* Task objective:
Count, in the entries below, the lines in which "жүзі" occurs. Give the number, nothing more.

* Data extract:
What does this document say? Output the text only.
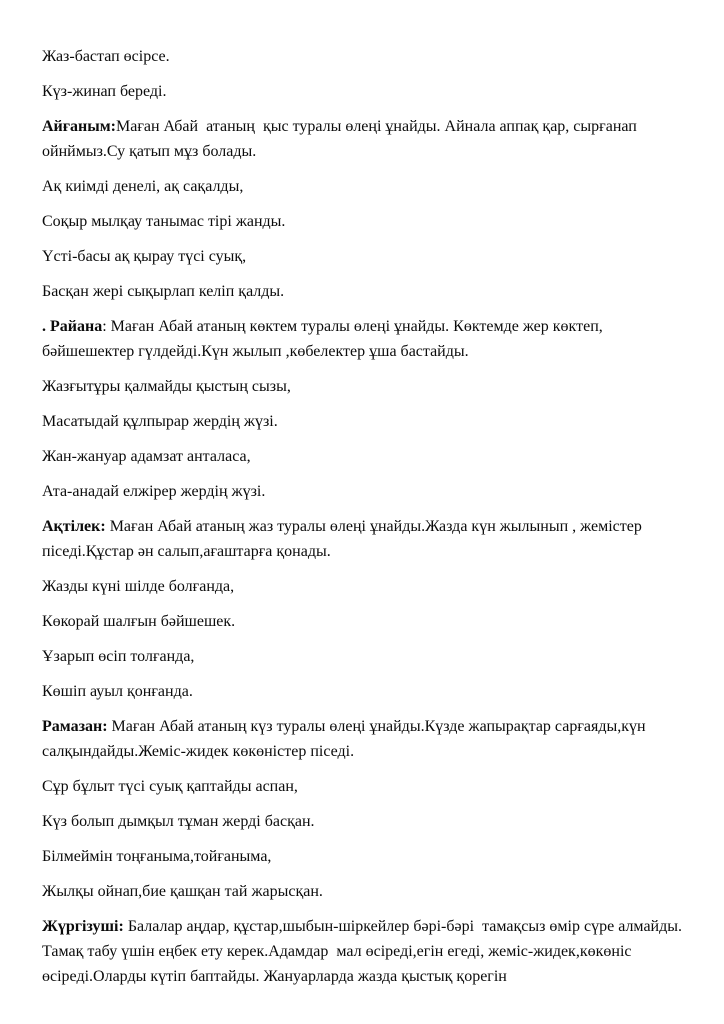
Жаз-бастап өсірсе.

Күз-жинап береді.

Айғаным:Маған Абай  атаның  қыс туралы өлеңі ұнайды. Айнала аппақ қар, сырғанап ойнймыз.Су қатып мұз болады.

Ақ киімді денелі, ақ сақалды,

Соқыр мылқау танымас тірі жанды.

Үсті-басы ақ қырау түсі суық,

Басқан жері сықырлап келіп қалды.

. Райана: Маған Абай атаның көктем туралы өлеңі ұнайды. Көктемде жер көктеп, бәйшешектер гүлдейді.Күн жылып ,көбелектер ұша бастайды.

Жазғытұры қалмайды қыстың сызы,

Масатыдай құлпырар жердің жүзі.

Жан-жануар адамзат анталаса,

Ата-анадай елжірер жердің жүзі.

Ақтілек: Маған Абай атаның жаз туралы өлеңі ұнайды.Жазда күн жылынып , жемістер піседі.Құстар ән салып,ағаштарға қонады.

Жазды күні шілде болғанда,

Көкорай шалғын бәйшешек.

Ұзарып өсіп толғанда,

Көшіп ауыл қонғанда.

Рамазан: Маған Абай атаның күз туралы өлеңі ұнайды.Күзде жапырақтар сарғаяды,күн салқындайды.Жеміс-жидек көкөністер піседі.

Сұр бұлыт түсі суық қаптайды аспан,

Күз болып дымқыл тұман жерді басқан.

Білмеймін тоңғаныма,тойғаныма,

Жылқы ойнап,бие қашқан тай жарысқан.

Жүргізуші: Балалар аңдар, құстар,шыбын-шіркейлер бәрі-бәрі  тамақсыз өмір сүре алмайды. Тамақ табу үшін еңбек ету керек.Адамдар  мал өсіреді,егін егеді, жеміс-жидек,көкөніс өсіреді.Оларды күтіп баптайды. Жануарларда жазда қыстық қорегін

* Finished answer:
2